### Record list:
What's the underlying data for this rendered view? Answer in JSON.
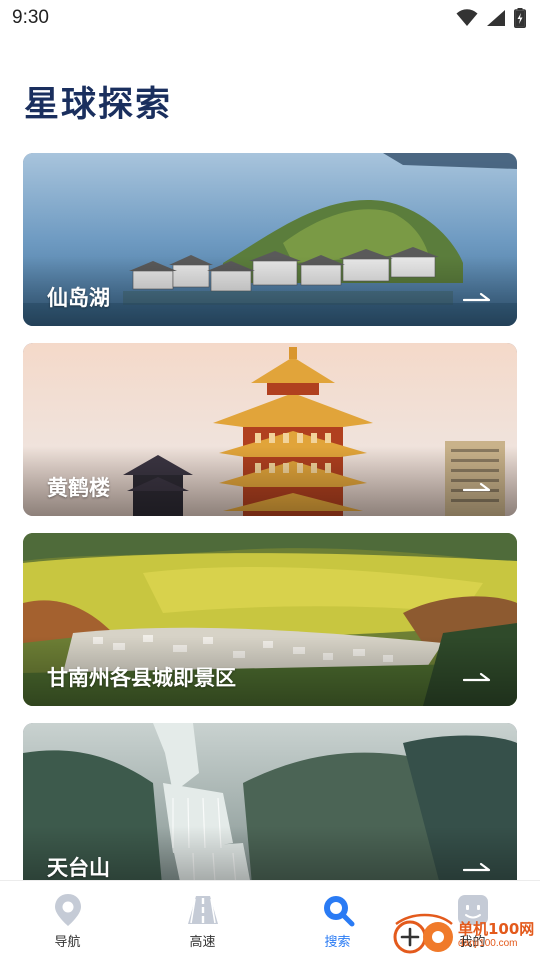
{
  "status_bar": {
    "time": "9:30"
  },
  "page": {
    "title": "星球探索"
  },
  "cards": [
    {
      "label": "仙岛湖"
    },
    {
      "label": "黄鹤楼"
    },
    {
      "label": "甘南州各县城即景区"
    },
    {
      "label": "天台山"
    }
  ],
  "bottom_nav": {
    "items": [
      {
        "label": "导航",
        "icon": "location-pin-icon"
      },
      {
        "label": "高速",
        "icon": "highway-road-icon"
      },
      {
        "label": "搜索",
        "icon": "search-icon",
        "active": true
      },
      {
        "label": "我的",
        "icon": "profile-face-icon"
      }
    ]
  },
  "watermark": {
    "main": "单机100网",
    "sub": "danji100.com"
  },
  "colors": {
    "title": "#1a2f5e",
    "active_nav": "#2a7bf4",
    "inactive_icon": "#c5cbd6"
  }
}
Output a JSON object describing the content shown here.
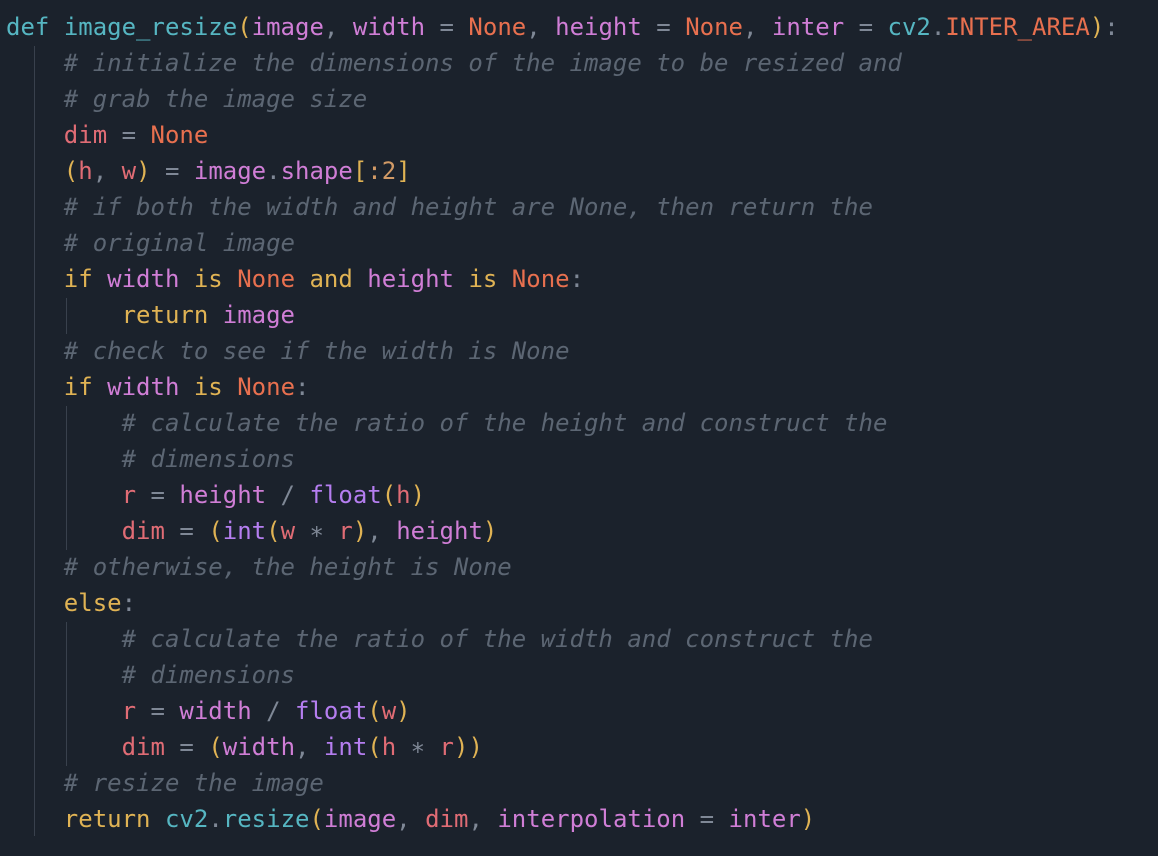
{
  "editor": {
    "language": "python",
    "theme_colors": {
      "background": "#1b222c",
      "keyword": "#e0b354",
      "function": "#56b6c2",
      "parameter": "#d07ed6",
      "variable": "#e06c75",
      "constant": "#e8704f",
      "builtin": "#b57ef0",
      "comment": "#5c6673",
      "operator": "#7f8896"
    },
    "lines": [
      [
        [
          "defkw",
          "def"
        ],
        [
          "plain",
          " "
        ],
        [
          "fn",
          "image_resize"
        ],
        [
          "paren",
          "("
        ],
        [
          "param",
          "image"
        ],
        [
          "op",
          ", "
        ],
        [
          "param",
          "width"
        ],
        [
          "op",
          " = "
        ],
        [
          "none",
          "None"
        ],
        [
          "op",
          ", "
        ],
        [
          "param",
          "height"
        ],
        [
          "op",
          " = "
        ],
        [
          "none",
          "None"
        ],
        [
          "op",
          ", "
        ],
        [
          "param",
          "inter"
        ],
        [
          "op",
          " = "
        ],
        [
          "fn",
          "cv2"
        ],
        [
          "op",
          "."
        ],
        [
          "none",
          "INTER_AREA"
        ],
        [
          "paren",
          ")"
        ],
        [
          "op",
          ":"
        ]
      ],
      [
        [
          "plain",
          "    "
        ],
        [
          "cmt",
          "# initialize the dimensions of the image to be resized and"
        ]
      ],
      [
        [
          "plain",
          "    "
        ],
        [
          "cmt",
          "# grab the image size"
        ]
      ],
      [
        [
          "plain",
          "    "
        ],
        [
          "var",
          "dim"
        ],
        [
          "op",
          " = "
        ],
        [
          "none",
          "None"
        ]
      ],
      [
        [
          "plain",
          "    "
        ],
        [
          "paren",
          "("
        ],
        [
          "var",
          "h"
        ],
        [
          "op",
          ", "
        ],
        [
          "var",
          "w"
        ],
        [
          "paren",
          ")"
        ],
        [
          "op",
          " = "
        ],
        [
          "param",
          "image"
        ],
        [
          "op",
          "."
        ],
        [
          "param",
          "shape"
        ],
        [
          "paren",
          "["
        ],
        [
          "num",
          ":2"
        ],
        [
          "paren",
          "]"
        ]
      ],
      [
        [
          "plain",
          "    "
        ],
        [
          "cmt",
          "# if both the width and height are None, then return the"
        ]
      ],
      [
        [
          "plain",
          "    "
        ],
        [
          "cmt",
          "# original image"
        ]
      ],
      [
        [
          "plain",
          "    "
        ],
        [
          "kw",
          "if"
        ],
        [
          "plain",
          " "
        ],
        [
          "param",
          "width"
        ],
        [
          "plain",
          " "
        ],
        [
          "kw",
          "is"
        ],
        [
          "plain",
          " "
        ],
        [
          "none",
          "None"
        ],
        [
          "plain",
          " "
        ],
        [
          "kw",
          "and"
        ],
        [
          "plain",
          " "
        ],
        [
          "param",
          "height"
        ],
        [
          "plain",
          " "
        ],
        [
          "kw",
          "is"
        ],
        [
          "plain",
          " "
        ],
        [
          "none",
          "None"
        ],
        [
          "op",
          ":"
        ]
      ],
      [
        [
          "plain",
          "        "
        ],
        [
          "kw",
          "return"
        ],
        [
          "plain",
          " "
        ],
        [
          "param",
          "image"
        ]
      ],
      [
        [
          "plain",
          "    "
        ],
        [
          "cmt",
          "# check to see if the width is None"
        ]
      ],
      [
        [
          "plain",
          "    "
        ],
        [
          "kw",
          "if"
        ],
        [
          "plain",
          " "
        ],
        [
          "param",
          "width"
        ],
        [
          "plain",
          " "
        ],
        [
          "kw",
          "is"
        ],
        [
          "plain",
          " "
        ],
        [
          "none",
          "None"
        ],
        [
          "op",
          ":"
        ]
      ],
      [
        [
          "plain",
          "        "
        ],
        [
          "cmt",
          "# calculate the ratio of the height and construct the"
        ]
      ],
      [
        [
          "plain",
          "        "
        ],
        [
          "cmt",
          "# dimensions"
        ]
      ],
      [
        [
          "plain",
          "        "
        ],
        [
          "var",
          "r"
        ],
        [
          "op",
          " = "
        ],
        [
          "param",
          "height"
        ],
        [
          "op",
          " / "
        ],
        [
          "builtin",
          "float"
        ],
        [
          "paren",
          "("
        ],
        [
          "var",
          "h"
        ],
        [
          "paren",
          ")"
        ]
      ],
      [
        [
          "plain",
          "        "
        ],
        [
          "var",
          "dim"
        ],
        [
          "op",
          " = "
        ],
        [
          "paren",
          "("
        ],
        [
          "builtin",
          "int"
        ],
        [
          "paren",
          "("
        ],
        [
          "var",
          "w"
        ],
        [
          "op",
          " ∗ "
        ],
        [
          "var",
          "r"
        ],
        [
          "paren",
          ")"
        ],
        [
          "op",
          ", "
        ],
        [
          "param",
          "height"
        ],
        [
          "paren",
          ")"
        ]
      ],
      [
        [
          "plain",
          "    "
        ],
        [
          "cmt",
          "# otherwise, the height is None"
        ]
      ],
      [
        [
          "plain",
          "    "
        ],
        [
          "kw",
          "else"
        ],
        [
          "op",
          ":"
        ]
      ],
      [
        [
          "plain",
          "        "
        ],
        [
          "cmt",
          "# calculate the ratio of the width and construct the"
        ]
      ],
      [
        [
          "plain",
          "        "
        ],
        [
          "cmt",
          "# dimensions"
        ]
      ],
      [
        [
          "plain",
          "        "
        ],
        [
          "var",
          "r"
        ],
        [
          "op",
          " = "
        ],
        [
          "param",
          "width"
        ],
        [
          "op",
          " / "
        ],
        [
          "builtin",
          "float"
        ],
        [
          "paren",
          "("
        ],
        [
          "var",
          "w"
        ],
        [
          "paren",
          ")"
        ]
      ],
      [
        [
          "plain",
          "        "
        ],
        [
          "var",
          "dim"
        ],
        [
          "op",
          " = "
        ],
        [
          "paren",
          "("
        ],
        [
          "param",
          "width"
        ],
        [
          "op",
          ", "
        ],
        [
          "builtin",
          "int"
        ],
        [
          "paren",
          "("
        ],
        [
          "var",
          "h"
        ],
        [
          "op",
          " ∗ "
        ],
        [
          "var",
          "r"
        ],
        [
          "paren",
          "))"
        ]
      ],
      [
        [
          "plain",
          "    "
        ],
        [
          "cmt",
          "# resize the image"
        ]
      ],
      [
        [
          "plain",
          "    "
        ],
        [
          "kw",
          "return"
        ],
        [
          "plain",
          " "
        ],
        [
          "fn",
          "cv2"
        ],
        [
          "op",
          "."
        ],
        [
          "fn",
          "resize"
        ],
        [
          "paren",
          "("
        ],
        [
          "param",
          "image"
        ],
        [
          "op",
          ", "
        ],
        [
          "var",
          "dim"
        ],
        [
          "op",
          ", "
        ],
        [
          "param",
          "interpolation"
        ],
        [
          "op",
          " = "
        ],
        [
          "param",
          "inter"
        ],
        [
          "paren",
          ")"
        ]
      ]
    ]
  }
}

### Task goal:
All lines above with "label" in them should be returned.

### Final result:
      "label": "仙岛湖"
      "label": "黄鹤楼"
      "label": "甘南州各县城即景区"
      "label": "天台山"
        "label": "导航",
        "label": "高速",
        "label": "搜索",
        "label": "我的",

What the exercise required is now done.